== WHAT IS NEEDED ==
List, in full, each line of the rows below that contains the string "fieldmax".

[Element boundary records]
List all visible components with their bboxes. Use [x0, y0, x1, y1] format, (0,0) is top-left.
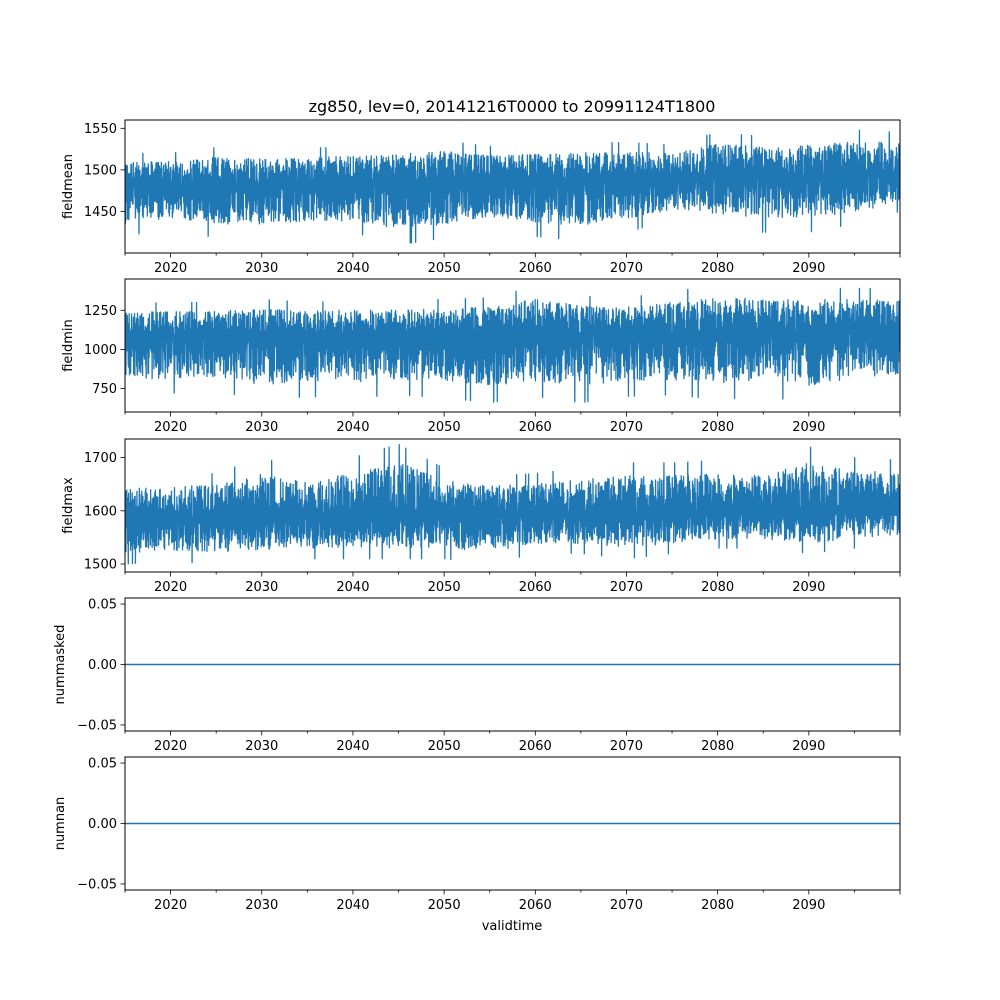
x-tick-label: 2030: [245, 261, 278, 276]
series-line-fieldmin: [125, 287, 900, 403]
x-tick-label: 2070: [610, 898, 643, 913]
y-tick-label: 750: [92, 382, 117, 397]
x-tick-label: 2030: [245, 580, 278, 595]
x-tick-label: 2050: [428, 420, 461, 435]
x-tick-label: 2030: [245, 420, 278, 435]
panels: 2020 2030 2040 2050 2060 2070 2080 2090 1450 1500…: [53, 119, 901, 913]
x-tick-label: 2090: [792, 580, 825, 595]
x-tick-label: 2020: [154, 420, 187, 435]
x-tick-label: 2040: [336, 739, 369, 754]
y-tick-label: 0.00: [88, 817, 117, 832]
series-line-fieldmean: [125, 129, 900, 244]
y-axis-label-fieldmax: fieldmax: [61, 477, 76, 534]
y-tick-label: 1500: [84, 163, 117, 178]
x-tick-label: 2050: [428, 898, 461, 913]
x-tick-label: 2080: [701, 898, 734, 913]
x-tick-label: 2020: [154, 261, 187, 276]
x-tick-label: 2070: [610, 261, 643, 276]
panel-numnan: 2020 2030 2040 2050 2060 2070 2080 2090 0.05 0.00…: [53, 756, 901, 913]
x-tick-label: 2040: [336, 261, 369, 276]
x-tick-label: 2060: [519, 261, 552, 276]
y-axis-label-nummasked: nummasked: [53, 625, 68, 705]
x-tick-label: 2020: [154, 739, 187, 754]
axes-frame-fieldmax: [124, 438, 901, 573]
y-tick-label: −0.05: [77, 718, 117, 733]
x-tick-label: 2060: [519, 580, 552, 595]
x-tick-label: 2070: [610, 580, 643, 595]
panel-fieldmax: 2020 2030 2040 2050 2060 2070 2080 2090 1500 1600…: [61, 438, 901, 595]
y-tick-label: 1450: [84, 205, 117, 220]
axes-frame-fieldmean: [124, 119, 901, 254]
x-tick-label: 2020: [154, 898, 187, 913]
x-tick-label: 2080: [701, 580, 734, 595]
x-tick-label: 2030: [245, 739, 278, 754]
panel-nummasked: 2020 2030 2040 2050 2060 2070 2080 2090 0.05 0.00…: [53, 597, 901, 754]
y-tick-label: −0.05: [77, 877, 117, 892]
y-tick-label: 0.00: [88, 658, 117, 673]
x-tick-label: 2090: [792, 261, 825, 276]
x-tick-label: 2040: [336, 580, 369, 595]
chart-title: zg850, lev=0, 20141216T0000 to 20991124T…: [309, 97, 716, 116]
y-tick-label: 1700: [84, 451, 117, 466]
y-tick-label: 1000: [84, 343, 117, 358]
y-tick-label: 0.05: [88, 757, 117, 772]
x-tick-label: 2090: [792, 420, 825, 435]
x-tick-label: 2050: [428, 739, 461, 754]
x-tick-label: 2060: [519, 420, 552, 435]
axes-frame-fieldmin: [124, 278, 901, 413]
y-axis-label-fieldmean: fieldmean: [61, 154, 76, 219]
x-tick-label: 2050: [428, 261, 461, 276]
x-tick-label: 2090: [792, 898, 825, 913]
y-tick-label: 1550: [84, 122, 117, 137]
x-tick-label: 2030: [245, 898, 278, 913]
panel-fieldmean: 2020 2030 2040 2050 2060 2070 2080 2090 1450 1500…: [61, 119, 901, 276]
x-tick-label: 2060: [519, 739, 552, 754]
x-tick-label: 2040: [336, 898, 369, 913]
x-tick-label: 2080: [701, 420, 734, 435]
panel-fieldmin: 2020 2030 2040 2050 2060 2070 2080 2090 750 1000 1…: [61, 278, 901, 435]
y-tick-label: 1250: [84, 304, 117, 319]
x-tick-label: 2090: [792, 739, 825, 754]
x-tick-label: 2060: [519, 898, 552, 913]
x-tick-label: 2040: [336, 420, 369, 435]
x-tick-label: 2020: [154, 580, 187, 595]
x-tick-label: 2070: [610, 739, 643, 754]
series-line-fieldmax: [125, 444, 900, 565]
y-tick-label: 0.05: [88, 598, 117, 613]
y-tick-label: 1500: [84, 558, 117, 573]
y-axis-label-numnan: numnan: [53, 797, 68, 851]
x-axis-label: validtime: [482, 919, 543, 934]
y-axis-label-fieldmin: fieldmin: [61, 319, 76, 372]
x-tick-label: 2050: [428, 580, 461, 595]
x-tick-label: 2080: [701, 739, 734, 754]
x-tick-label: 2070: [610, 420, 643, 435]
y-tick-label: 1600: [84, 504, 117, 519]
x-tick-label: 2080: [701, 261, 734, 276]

== OUTPUT OF THE TASK ==
y-axis-label-fieldmax: fieldmax: [61, 477, 76, 534]
axes-frame-fieldmax: [124, 438, 901, 573]
panel-fieldmax: 2020 2030 2040 2050 2060 2070 2080 2090 1500 1600…: [61, 438, 901, 595]
series-line-fieldmax: [125, 444, 900, 565]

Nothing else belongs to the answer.